#### Records:
»»
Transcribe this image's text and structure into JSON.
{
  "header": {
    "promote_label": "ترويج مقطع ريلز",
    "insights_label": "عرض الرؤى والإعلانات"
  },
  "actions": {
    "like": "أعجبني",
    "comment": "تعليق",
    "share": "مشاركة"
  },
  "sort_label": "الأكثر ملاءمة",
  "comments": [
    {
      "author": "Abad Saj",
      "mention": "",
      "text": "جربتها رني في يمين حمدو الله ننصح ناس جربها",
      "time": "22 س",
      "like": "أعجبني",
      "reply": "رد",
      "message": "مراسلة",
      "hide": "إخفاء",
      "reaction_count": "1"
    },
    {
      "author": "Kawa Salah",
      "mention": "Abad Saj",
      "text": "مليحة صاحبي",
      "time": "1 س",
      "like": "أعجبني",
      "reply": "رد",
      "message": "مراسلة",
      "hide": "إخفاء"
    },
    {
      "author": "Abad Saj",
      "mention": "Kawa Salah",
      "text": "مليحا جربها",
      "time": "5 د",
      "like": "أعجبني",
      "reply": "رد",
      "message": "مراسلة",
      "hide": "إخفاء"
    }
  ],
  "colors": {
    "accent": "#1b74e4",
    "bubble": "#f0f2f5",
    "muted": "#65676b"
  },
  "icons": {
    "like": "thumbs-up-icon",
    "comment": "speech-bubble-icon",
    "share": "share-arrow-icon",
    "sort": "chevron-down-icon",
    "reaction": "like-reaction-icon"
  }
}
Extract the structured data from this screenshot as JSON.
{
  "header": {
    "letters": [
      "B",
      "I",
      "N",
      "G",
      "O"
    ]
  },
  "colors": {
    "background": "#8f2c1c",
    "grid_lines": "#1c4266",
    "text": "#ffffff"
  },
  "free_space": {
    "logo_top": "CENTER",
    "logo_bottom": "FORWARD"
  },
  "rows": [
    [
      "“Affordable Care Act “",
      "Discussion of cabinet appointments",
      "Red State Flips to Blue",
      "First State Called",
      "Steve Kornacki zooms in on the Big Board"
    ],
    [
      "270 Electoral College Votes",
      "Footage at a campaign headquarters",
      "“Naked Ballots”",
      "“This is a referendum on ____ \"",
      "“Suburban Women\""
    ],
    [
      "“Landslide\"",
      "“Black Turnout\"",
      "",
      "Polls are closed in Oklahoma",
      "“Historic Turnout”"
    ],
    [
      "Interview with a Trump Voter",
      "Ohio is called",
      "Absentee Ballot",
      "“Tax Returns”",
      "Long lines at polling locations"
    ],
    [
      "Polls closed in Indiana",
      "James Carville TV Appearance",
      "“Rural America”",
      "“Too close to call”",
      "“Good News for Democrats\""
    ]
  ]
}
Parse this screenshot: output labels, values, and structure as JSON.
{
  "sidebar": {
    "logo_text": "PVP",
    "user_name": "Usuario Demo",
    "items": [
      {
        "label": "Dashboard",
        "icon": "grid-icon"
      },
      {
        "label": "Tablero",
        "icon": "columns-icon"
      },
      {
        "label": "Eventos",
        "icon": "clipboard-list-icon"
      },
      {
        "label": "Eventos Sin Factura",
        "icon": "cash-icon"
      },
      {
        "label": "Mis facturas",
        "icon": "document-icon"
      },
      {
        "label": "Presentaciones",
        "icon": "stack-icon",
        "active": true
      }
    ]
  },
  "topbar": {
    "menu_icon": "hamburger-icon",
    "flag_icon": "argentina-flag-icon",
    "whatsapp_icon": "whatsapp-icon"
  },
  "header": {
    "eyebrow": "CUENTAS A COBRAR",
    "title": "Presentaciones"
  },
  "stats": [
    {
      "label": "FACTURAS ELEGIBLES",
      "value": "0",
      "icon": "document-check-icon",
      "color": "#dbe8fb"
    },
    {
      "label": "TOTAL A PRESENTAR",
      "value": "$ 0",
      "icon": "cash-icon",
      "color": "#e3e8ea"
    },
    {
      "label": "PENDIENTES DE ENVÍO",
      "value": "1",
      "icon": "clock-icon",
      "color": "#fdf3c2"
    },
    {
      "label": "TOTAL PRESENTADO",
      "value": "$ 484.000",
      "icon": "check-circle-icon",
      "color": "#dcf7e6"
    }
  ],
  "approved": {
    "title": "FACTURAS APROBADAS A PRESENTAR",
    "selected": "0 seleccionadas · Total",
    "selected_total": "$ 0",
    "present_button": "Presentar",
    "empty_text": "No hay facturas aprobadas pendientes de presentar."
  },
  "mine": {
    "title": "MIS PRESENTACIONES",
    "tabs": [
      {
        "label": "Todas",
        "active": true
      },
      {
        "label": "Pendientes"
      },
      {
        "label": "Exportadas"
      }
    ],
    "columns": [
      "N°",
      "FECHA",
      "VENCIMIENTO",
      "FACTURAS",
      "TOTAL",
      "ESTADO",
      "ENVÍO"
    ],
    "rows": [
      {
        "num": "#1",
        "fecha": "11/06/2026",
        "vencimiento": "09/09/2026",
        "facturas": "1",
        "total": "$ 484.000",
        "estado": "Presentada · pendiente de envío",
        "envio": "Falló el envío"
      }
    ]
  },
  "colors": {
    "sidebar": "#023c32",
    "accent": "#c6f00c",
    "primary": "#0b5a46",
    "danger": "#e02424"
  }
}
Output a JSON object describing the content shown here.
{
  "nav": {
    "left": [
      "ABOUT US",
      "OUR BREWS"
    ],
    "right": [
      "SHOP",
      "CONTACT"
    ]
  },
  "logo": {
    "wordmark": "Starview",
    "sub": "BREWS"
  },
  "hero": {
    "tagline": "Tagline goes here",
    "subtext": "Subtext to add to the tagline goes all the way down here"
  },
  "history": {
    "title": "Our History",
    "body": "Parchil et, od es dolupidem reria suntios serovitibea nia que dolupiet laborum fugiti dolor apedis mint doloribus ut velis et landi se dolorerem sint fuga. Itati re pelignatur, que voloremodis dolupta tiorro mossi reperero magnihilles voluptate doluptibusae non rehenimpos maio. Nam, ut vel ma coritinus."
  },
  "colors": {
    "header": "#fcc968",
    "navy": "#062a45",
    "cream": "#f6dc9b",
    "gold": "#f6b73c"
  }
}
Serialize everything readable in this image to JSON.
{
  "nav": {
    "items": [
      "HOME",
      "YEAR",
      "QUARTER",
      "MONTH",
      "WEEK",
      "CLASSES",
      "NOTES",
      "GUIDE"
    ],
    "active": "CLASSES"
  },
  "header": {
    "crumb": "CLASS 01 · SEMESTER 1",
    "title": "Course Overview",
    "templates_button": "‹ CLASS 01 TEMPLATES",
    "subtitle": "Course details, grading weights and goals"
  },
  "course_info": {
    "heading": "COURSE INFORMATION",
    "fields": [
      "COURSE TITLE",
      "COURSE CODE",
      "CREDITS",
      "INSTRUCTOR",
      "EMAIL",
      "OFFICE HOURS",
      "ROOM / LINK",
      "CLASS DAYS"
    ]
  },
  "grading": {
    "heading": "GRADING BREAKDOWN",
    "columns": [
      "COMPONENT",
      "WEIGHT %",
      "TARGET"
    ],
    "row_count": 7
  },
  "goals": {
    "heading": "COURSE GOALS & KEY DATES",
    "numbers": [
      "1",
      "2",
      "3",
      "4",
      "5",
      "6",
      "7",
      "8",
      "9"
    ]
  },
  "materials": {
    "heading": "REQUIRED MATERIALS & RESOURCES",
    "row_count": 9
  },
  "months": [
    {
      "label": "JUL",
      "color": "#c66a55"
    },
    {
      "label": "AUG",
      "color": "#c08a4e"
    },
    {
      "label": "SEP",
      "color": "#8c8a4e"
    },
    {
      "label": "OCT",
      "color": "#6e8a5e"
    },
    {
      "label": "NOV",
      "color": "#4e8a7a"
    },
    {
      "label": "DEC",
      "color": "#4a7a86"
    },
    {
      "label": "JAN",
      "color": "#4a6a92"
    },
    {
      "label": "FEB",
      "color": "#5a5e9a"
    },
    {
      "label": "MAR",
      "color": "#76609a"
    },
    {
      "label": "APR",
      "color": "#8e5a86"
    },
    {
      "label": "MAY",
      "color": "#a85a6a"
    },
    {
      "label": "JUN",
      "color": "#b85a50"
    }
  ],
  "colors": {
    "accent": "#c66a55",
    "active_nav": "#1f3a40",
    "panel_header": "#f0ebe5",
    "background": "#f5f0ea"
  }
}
««
#### Set task:
Reply with the number of lines in the material above that contain "share", and nothing more.

#### Answer for this exercise:
2